Objective: Every line that contains the word "sparkling" should be copied.

Dataset records:
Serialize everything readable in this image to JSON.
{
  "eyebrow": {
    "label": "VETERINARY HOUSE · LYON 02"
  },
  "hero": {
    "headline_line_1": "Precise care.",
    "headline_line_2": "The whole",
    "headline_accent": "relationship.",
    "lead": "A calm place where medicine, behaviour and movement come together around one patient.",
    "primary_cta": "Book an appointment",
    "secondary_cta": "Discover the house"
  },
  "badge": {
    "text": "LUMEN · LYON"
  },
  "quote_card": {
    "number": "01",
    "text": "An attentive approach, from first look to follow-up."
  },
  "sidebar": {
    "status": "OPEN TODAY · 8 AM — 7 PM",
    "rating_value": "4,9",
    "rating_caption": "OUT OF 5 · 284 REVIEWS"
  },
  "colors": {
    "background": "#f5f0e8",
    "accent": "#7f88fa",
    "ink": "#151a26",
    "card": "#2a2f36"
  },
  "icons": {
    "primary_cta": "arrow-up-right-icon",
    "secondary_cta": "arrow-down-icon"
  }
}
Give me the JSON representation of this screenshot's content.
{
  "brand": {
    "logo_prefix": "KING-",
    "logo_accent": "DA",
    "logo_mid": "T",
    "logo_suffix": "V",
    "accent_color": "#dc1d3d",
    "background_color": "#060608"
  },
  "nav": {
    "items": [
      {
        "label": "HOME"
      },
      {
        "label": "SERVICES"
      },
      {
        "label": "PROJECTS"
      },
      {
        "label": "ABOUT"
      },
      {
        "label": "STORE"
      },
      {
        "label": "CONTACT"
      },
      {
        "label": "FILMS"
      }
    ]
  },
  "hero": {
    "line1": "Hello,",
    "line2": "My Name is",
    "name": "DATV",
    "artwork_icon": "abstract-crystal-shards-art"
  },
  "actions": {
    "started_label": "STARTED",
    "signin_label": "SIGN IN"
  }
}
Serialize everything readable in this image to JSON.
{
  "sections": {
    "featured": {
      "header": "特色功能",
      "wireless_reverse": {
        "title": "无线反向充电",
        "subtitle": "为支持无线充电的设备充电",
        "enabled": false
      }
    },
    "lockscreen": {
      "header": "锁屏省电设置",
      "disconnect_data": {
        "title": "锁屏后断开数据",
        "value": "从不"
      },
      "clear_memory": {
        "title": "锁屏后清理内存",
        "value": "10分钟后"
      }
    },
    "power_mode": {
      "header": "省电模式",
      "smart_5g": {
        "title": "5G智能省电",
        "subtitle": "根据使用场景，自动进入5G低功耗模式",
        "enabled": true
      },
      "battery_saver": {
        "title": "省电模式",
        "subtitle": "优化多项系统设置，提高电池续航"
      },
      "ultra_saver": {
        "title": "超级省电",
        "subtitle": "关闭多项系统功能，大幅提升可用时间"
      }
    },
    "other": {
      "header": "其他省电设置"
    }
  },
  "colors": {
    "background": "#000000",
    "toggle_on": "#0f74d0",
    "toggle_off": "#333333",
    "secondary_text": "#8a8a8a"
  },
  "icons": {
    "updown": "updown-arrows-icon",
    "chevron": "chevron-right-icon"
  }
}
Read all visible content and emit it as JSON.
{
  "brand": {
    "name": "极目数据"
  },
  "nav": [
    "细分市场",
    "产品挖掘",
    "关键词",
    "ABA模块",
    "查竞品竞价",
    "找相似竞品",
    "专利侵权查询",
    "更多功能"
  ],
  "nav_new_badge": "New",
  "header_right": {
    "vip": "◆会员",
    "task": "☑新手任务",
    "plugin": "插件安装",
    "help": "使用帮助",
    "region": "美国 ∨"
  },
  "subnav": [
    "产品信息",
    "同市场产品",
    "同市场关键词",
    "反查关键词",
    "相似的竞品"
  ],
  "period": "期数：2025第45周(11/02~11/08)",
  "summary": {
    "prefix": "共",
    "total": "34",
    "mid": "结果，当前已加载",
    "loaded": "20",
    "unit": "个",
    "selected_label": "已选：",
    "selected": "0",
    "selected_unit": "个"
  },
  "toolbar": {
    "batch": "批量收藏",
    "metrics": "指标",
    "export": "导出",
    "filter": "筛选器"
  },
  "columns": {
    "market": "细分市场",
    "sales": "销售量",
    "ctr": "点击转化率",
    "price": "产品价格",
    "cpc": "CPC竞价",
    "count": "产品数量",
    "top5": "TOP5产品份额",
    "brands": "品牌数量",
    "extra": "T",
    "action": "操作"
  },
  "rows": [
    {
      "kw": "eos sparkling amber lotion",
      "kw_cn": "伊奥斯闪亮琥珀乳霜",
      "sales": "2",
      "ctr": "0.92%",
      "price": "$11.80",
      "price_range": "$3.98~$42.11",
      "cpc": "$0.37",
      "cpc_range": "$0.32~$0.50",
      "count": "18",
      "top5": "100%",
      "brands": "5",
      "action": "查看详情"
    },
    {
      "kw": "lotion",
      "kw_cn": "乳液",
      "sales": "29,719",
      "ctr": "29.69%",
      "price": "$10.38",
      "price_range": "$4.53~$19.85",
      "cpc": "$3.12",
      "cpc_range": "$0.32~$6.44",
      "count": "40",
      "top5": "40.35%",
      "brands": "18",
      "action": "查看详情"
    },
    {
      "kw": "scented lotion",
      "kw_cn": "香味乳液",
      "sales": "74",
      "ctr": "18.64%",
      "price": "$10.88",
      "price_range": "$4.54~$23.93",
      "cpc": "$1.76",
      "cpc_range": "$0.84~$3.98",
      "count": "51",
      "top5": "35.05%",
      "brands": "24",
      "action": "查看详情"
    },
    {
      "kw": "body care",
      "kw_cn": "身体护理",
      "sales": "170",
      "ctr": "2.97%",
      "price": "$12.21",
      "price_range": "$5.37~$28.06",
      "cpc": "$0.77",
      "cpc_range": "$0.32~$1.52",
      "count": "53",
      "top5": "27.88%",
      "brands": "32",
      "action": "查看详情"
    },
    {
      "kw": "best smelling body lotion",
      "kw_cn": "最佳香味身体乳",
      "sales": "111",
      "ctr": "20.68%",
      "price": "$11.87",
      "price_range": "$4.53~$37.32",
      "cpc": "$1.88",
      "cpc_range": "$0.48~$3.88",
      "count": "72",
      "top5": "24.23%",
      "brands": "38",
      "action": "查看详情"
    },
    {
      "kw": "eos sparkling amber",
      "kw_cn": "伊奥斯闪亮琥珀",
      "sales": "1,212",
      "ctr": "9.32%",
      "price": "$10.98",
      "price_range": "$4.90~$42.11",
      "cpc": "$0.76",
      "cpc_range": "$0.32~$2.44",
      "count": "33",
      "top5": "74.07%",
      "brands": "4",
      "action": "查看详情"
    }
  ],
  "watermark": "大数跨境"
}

Final result:
      "kw": "eos sparkling amber lotion",
      "kw": "eos sparkling amber",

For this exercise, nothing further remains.